EXERCISE BRIEF >>
Retype the passage of the Amanda Bynes article from "Amanda Bynes, during" up to and including "dressed in drag.", word for word.

Amanda Bynes, during an interview with Papar’s annual “Break the Internet” issue, talked about her drug fueled past.
Recall that the former child star on Nickelodeon went mainstream when she transitioned into movies, starring in hits like Big Fat Liar and What a Girl Wants. Things took a downward turn after her role in 2006’s She’s the Man, in which she dressed in drag.
Soon, she became addicted to Adderall, the “new skinny pill,” whose side effects include decreased appetite and weight loss. She said: “They were talking about how women were taking it to stay thin. I was like, ‘Well, I have to get my hands on that.‘”
Next, she met with her psychiatrist, faked the symptoms of ADD and got the prescription. By the spring of 2010, the drug began to affect her. “When I was doing Hall Pass, I remember being in the trailer and I used to chew the Adderall tablets because I thought they made me [higher that way]. I remember chewing on a bunch of them and literally being scatterbrained and not being able to focus on my lines. Or memorize them, for that matter.”
She soon realised that she “looked so fat.” Unhappy with her appearance, left the set and never returned. “It was definitely completely unprofessional of me to walk off and leave them stranded when they’d spent so much money on a set and crew and camera equipment and everything.”
Next, she went to an Easy A screening and said she had “a different reaction than everyone else to the movie.”

INFORMATION GIVEN >>

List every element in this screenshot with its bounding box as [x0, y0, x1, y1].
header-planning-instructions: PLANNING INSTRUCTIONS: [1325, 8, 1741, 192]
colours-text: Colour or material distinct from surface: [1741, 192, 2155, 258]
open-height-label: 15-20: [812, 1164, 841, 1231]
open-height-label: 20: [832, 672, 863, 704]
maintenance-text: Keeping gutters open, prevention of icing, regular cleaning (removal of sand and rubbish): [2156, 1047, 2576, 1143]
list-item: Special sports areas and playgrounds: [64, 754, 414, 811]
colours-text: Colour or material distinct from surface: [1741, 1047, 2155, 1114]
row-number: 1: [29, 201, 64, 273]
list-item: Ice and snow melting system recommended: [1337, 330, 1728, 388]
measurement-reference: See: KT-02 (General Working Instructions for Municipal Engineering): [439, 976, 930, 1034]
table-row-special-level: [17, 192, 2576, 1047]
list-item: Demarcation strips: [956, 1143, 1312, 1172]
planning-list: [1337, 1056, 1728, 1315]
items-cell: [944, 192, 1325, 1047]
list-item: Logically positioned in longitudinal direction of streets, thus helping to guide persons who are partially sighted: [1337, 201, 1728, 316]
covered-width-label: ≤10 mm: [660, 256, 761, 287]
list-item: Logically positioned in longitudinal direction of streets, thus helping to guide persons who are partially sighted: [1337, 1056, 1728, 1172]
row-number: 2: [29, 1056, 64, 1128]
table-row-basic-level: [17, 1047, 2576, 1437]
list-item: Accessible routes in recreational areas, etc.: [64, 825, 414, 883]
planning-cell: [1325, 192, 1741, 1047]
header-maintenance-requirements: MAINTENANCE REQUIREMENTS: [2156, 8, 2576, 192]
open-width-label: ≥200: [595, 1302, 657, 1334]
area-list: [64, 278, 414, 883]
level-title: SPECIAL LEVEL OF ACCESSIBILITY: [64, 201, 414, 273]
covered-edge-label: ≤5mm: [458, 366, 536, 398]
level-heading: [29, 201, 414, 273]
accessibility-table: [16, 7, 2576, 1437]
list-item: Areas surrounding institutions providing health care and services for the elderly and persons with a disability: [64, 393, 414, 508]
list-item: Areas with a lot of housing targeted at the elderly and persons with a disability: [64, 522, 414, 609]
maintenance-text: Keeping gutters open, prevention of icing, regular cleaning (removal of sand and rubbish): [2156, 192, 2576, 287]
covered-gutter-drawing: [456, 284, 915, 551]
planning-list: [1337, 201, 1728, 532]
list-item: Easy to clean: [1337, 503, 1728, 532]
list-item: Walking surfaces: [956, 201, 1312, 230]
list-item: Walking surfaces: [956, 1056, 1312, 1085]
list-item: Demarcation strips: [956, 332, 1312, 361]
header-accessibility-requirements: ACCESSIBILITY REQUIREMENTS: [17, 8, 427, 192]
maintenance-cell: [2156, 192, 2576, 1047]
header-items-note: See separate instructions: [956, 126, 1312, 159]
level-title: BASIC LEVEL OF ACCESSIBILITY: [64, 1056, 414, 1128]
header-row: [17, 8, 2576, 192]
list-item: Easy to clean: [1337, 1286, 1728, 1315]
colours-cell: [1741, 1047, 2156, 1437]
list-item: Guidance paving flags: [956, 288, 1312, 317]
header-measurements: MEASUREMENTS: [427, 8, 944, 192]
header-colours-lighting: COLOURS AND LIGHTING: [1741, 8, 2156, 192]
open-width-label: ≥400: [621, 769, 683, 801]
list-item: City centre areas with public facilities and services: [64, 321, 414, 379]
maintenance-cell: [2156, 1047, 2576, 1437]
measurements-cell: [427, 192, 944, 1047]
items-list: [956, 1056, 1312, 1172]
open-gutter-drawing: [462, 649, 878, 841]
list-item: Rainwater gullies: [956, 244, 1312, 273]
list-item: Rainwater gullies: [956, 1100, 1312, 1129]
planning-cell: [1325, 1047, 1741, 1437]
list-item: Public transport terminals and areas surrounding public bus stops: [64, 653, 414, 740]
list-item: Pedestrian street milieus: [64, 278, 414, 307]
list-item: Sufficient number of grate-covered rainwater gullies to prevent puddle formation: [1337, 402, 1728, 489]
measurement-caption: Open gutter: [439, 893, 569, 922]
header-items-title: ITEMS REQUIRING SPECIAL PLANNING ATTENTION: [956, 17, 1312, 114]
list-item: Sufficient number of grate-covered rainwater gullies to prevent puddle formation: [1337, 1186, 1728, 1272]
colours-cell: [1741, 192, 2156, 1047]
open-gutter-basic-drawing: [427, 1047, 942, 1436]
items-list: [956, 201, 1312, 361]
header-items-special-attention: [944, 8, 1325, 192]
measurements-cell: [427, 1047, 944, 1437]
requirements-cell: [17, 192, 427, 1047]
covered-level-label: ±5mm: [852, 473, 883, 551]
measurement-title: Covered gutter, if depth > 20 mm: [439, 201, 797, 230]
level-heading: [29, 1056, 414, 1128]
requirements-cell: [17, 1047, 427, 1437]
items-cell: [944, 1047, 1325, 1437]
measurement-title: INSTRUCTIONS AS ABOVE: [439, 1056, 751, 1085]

TASK ANSWER >>
Amanda Bynes, during an interview with Papar’s annual “Break the Internet” issue, talked about her drug fueled past.
Recall that the former child star on Nickelodeon went mainstream when she transitioned into movies, starring in hits like Big Fat Liar and What a Girl Wants. Things took a downward turn after her role in 2006’s She’s the Man, in which she dressed in drag.